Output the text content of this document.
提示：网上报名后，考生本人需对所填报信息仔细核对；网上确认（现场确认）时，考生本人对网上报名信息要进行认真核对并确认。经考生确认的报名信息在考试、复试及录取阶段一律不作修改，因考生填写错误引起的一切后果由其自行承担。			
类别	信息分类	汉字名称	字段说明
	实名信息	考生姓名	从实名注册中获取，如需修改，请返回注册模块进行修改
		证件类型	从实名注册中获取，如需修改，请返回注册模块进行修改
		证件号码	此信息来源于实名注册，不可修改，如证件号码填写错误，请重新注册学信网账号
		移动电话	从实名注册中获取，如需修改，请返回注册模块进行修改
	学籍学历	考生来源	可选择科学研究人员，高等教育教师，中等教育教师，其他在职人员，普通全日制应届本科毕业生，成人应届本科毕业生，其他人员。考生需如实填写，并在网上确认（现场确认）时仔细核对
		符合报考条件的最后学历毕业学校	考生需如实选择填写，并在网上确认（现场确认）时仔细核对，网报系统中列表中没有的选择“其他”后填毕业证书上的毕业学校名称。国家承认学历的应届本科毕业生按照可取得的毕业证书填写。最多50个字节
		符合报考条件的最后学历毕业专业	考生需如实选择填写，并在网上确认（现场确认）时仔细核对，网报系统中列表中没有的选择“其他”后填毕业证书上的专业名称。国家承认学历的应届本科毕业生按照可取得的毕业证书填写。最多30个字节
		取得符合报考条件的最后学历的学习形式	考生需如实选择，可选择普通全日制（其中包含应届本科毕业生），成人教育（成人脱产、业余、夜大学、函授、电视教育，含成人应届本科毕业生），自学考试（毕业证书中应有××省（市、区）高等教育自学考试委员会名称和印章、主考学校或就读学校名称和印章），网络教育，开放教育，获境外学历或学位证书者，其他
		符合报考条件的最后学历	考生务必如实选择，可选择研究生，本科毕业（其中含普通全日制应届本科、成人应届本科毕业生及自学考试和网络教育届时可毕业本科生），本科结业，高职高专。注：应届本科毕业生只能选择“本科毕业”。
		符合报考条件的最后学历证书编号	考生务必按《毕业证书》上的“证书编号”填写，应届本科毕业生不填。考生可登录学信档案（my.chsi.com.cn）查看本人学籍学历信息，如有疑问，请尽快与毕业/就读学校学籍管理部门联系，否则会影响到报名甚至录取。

- [Instructions to follow]
Give all the entries again exactly; leave none out.

- [Solution to the problem]
Output the text content of this document.
提示：网上报名后，考生本人需对所填报信息仔细核对；网上确认（现场确认）时，考生本人对网上报名信息要进行认真核对并确认。经考生确认的报名信息在考试、复试及录取阶段一律不作修改，因考生填写错误引起的一切后果由其自行承担。			
类别	信息分类	汉字名称	字段说明
	实名信息	考生姓名	从实名注册中获取，如需修改，请返回注册模块进行修改
		证件类型	从实名注册中获取，如需修改，请返回注册模块进行修改
		证件号码	此信息来源于实名注册，不可修改，如证件号码填写错误，请重新注册学信网账号
		移动电话	从实名注册中获取，如需修改，请返回注册模块进行修改
	学籍学历	考生来源	可选择科学研究人员，高等教育教师，中等教育教师，其他在职人员，普通全日制应届本科毕业生，成人应届本科毕业生，其他人员。考生需如实填写，并在网上确认（现场确认）时仔细核对
		符合报考条件的最后学历毕业学校	考生需如实选择填写，并在网上确认（现场确认）时仔细核对，网报系统中列表中没有的选择“其他”后填毕业证书上的毕业学校名称。国家承认学历的应届本科毕业生按照可取得的毕业证书填写。最多50个字节
		符合报考条件的最后学历毕业专业	考生需如实选择填写，并在网上确认（现场确认）时仔细核对，网报系统中列表中没有的选择“其他”后填毕业证书上的专业名称。国家承认学历的应届本科毕业生按照可取得的毕业证书填写。最多30个字节
		取得符合报考条件的最后学历的学习形式	考生需如实选择，可选择普通全日制（其中包含应届本科毕业生），成人教育（成人脱产、业余、夜大学、函授、电视教育，含成人应届本科毕业生），自学考试（毕业证书中应有××省（市、区）高等教育自学考试委员会名称和印章、主考学校或就读学校名称和印章），网络教育，开放教育，获境外学历或学位证书者，其他
		符合报考条件的最后学历	考生务必如实选择，可选择研究生，本科毕业（其中含普通全日制应届本科、成人应届本科毕业生及自学考试和网络教育届时可毕业本科生），本科结业，高职高专。注：应届本科毕业生只能选择“本科毕业”。
		符合报考条件的最后学历证书编号	考生务必按《毕业证书》上的“证书编号”填写，应届本科毕业生不填。考生可登录学信档案（my.chsi.com.cn）查看本人学籍学历信息，如有疑问，请尽快与毕业/就读学校学籍管理部门联系，否则会影响到报名甚至录取。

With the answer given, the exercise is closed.